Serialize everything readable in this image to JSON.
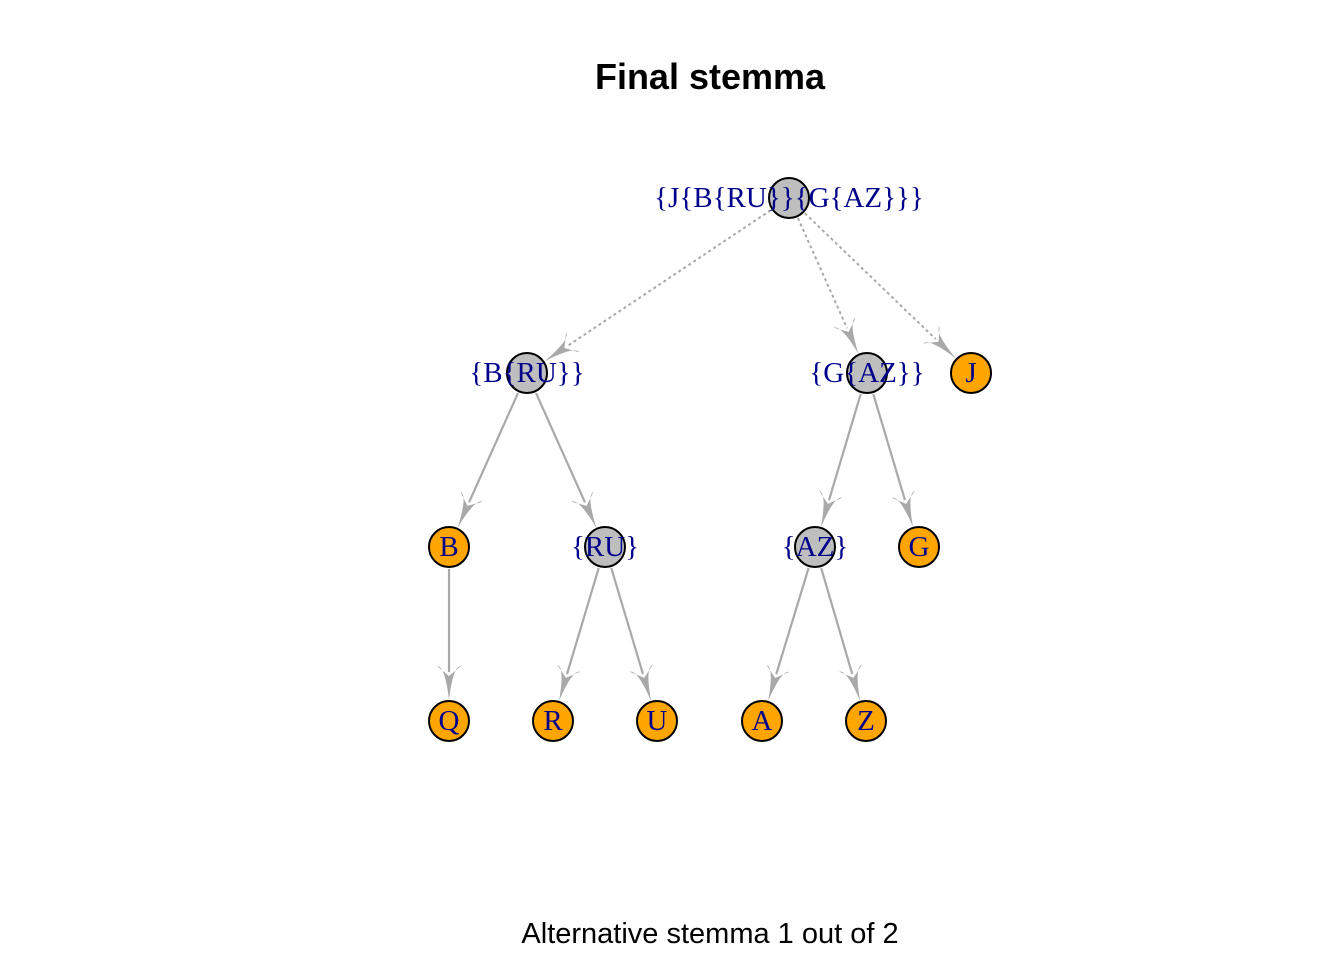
{
  "title": "Final stemma",
  "subtitle": "Alternative stemma 1 out of 2",
  "colors": {
    "internal_node": "#bebebe",
    "leaf_node": "#ffa500",
    "node_border": "#000000",
    "edge": "#a9a9a9",
    "label": "#00008b"
  },
  "nodes": [
    {
      "id": "root",
      "label": "{J{B{RU}}{G{AZ}}}",
      "kind": "internal"
    },
    {
      "id": "BRU",
      "label": "{B{RU}}",
      "kind": "internal"
    },
    {
      "id": "GAZ",
      "label": "{G{AZ}}",
      "kind": "internal"
    },
    {
      "id": "J",
      "label": "J",
      "kind": "leaf"
    },
    {
      "id": "B",
      "label": "B",
      "kind": "leaf"
    },
    {
      "id": "RU",
      "label": "{RU}",
      "kind": "internal"
    },
    {
      "id": "AZ",
      "label": "{AZ}",
      "kind": "internal"
    },
    {
      "id": "G",
      "label": "G",
      "kind": "leaf"
    },
    {
      "id": "Q",
      "label": "Q",
      "kind": "leaf"
    },
    {
      "id": "R",
      "label": "R",
      "kind": "leaf"
    },
    {
      "id": "U",
      "label": "U",
      "kind": "leaf"
    },
    {
      "id": "A",
      "label": "A",
      "kind": "leaf"
    },
    {
      "id": "Z",
      "label": "Z",
      "kind": "leaf"
    }
  ],
  "edges": [
    {
      "from": "root",
      "to": "BRU",
      "style": "dotted"
    },
    {
      "from": "root",
      "to": "GAZ",
      "style": "dotted"
    },
    {
      "from": "root",
      "to": "J",
      "style": "dotted"
    },
    {
      "from": "BRU",
      "to": "B",
      "style": "solid"
    },
    {
      "from": "BRU",
      "to": "RU",
      "style": "solid"
    },
    {
      "from": "GAZ",
      "to": "AZ",
      "style": "solid"
    },
    {
      "from": "GAZ",
      "to": "G",
      "style": "solid"
    },
    {
      "from": "B",
      "to": "Q",
      "style": "solid"
    },
    {
      "from": "RU",
      "to": "R",
      "style": "solid"
    },
    {
      "from": "RU",
      "to": "U",
      "style": "solid"
    },
    {
      "from": "AZ",
      "to": "A",
      "style": "solid"
    },
    {
      "from": "AZ",
      "to": "Z",
      "style": "solid"
    }
  ]
}
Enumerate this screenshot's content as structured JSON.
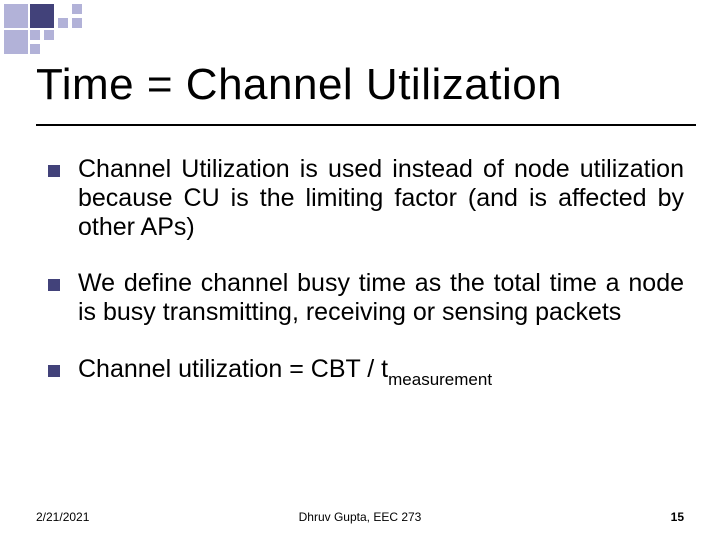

....................

* **Requirement**: Give the data above again in full and unchanged, skipping the pictures.

* **Output of the exercise**:
Serialize everything readable in this image to JSON.
{
  "title": "Final stemma",
  "subtitle": "Alternative stemma 1 out of 2",
  "colors": {
    "internal_node": "#bebebe",
    "leaf_node": "#ffa500",
    "node_border": "#000000",
    "edge": "#a9a9a9",
    "label": "#00008b"
  },
  "nodes": [
    {
      "id": "root",
      "label": "{J{B{RU}}{G{AZ}}}",
      "kind": "internal"
    },
    {
      "id": "BRU",
      "label": "{B{RU}}",
      "kind": "internal"
    },
    {
      "id": "GAZ",
      "label": "{G{AZ}}",
      "kind": "internal"
    },
    {
      "id": "J",
      "label": "J",
      "kind": "leaf"
    },
    {
      "id": "B",
      "label": "B",
      "kind": "leaf"
    },
    {
      "id": "RU",
      "label": "{RU}",
      "kind": "internal"
    },
    {
      "id": "AZ",
      "label": "{AZ}",
      "kind": "internal"
    },
    {
      "id": "G",
      "label": "G",
      "kind": "leaf"
    },
    {
      "id": "Q",
      "label": "Q",
      "kind": "leaf"
    },
    {
      "id": "R",
      "label": "R",
      "kind": "leaf"
    },
    {
      "id": "U",
      "label": "U",
      "kind": "leaf"
    },
    {
      "id": "A",
      "label": "A",
      "kind": "leaf"
    },
    {
      "id": "Z",
      "label": "Z",
      "kind": "leaf"
    }
  ],
  "edges": [
    {
      "from": "root",
      "to": "BRU",
      "style": "dotted"
    },
    {
      "from": "root",
      "to": "GAZ",
      "style": "dotted"
    },
    {
      "from": "root",
      "to": "J",
      "style": "dotted"
    },
    {
      "from": "BRU",
      "to": "B",
      "style": "solid"
    },
    {
      "from": "BRU",
      "to": "RU",
      "style": "solid"
    },
    {
      "from": "GAZ",
      "to": "AZ",
      "style": "solid"
    },
    {
      "from": "GAZ",
      "to": "G",
      "style": "solid"
    },
    {
      "from": "B",
      "to": "Q",
      "style": "solid"
    },
    {
      "from": "RU",
      "to": "R",
      "style": "solid"
    },
    {
      "from": "RU",
      "to": "U",
      "style": "solid"
    },
    {
      "from": "AZ",
      "to": "A",
      "style": "solid"
    },
    {
      "from": "AZ",
      "to": "Z",
      "style": "solid"
    }
  ]
}
Enumerate this screenshot's content as structured JSON.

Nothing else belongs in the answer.